■ **The exercise**: All of the lines below are to be printed again exactly; images are excluded from the output.

■ **Figure contents as structured data**:
====

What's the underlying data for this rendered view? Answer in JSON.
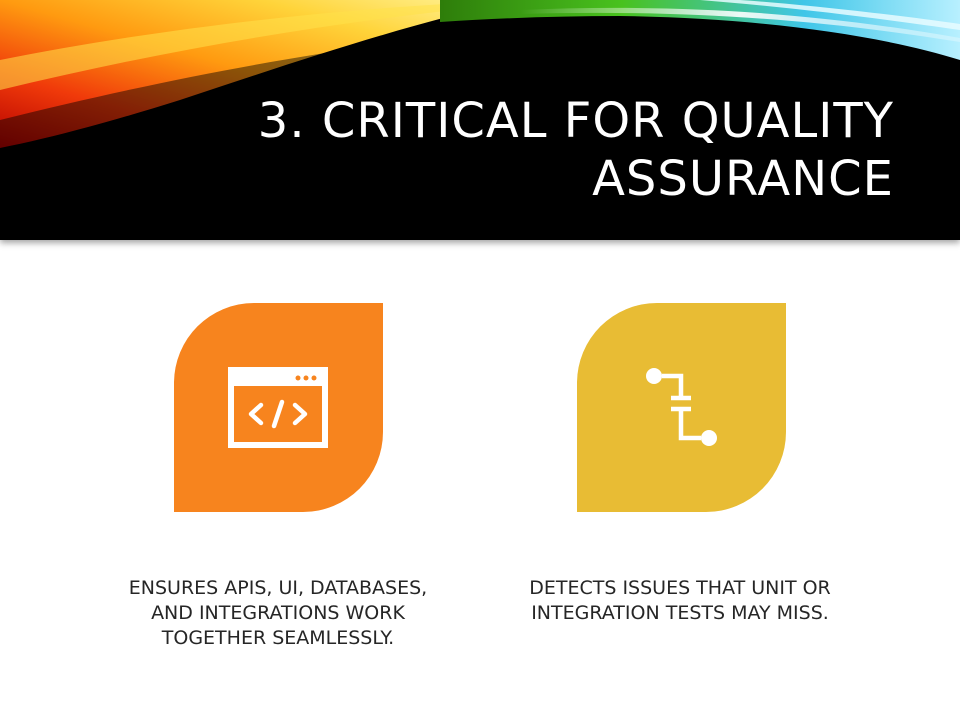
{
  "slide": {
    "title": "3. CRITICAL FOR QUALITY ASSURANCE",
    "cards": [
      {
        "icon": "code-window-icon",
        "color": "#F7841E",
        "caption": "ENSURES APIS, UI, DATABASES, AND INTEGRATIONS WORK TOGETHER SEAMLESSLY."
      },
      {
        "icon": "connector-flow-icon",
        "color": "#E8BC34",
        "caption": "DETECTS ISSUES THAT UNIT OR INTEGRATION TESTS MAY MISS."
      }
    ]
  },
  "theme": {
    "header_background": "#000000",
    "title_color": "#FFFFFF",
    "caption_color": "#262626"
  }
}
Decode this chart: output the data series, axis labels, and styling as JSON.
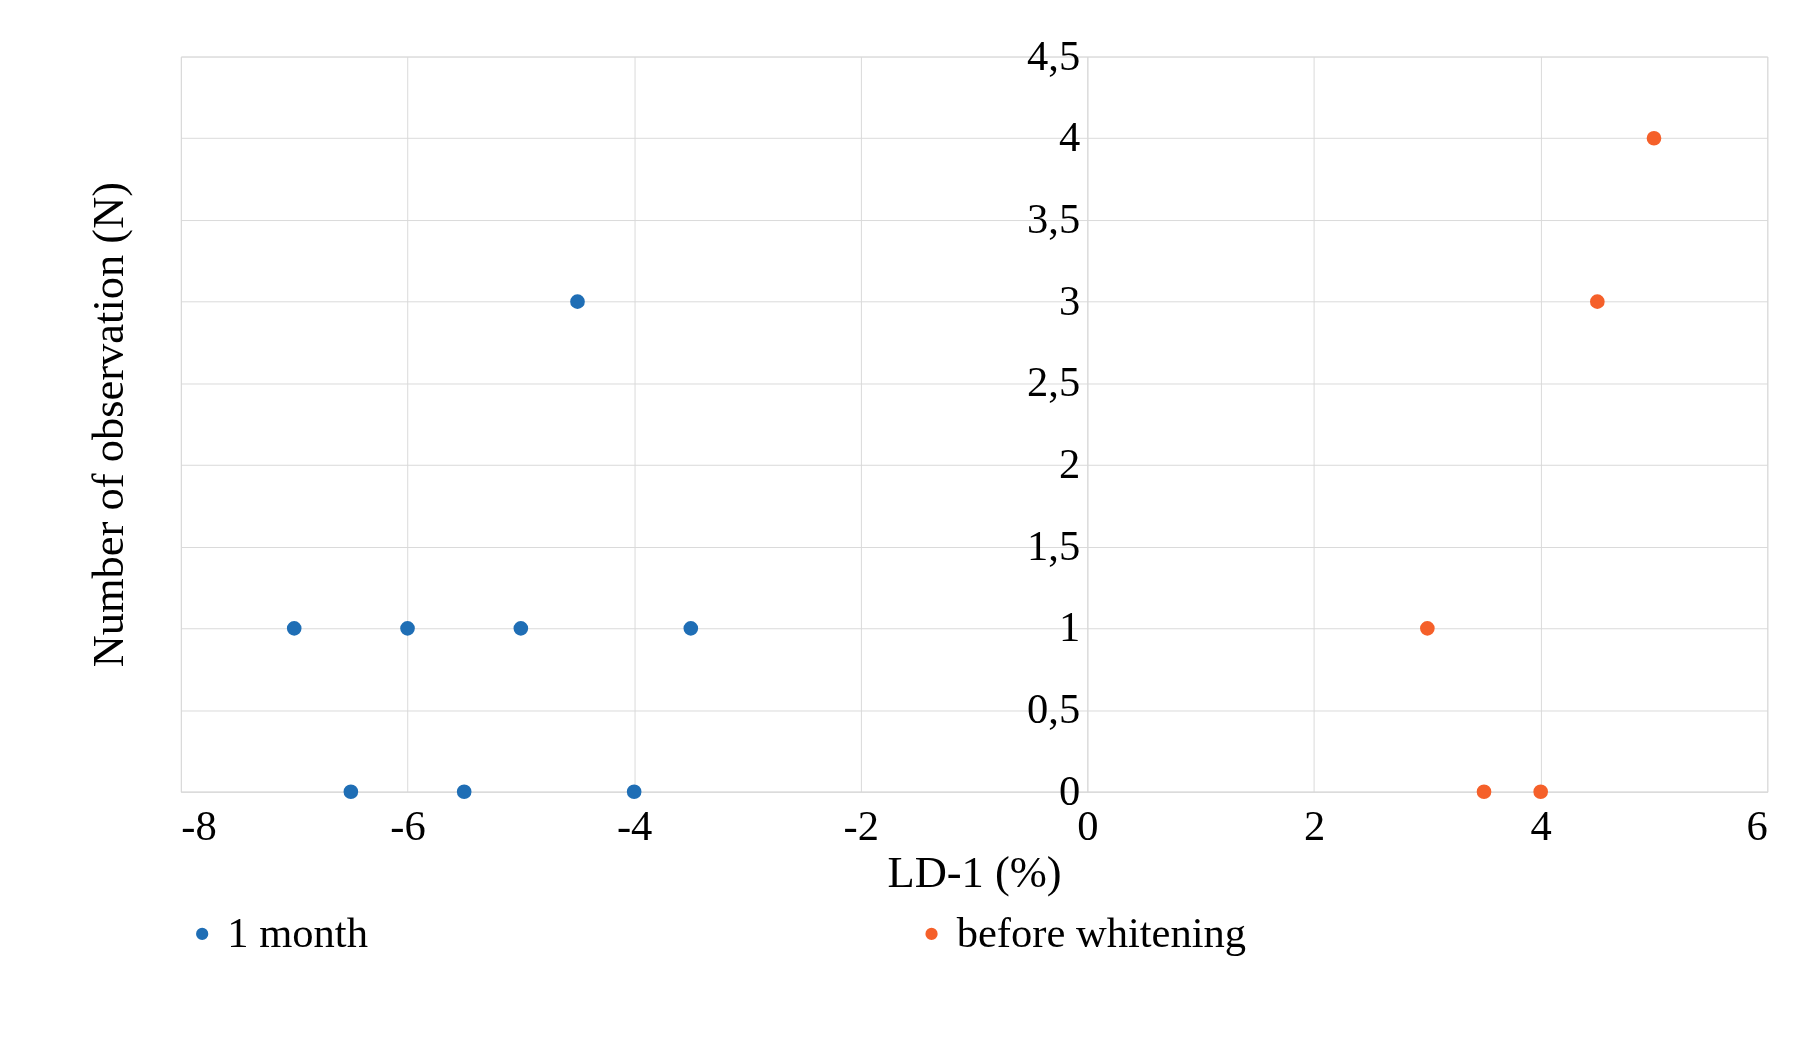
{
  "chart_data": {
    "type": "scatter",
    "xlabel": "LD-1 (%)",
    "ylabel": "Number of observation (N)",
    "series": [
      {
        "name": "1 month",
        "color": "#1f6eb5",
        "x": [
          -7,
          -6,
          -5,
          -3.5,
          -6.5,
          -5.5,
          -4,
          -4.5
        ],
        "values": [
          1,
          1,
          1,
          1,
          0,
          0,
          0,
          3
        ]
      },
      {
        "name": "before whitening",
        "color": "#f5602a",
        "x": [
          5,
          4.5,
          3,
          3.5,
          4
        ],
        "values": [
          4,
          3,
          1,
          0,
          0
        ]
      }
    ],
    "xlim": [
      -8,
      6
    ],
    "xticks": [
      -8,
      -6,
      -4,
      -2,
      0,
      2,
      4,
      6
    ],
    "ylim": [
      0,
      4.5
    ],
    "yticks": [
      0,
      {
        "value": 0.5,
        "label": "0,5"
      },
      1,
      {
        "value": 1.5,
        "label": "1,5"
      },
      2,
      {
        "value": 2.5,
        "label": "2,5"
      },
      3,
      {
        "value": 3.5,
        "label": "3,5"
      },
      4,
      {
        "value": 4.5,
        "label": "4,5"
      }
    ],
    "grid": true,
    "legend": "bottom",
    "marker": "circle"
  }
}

====

■ **Response**:
What's the underlying data for this rendered view? Answer in JSON.
{
  "slide": {
    "title": "3. CRITICAL FOR QUALITY ASSURANCE",
    "cards": [
      {
        "icon": "code-window-icon",
        "color": "#F7841E",
        "caption": "ENSURES APIS, UI, DATABASES, AND INTEGRATIONS WORK TOGETHER SEAMLESSLY."
      },
      {
        "icon": "connector-flow-icon",
        "color": "#E8BC34",
        "caption": "DETECTS ISSUES THAT UNIT OR INTEGRATION TESTS MAY MISS."
      }
    ]
  },
  "theme": {
    "header_background": "#000000",
    "title_color": "#FFFFFF",
    "caption_color": "#262626"
  }
}
Decode this chart: output the data series, axis labels, and styling as JSON.
{
  "chart_data": {
    "type": "scatter",
    "xlabel": "LD-1 (%)",
    "ylabel": "Number of observation (N)",
    "series": [
      {
        "name": "1 month",
        "color": "#1f6eb5",
        "x": [
          -7,
          -6,
          -5,
          -3.5,
          -6.5,
          -5.5,
          -4,
          -4.5
        ],
        "values": [
          1,
          1,
          1,
          1,
          0,
          0,
          0,
          3
        ]
      },
      {
        "name": "before whitening",
        "color": "#f5602a",
        "x": [
          5,
          4.5,
          3,
          3.5,
          4
        ],
        "values": [
          4,
          3,
          1,
          0,
          0
        ]
      }
    ],
    "xlim": [
      -8,
      6
    ],
    "xticks": [
      -8,
      -6,
      -4,
      -2,
      0,
      2,
      4,
      6
    ],
    "ylim": [
      0,
      4.5
    ],
    "yticks": [
      0,
      {
        "value": 0.5,
        "label": "0,5"
      },
      1,
      {
        "value": 1.5,
        "label": "1,5"
      },
      2,
      {
        "value": 2.5,
        "label": "2,5"
      },
      3,
      {
        "value": 3.5,
        "label": "3,5"
      },
      4,
      {
        "value": 4.5,
        "label": "4,5"
      }
    ],
    "grid": true,
    "legend": "bottom",
    "marker": "circle"
  }
}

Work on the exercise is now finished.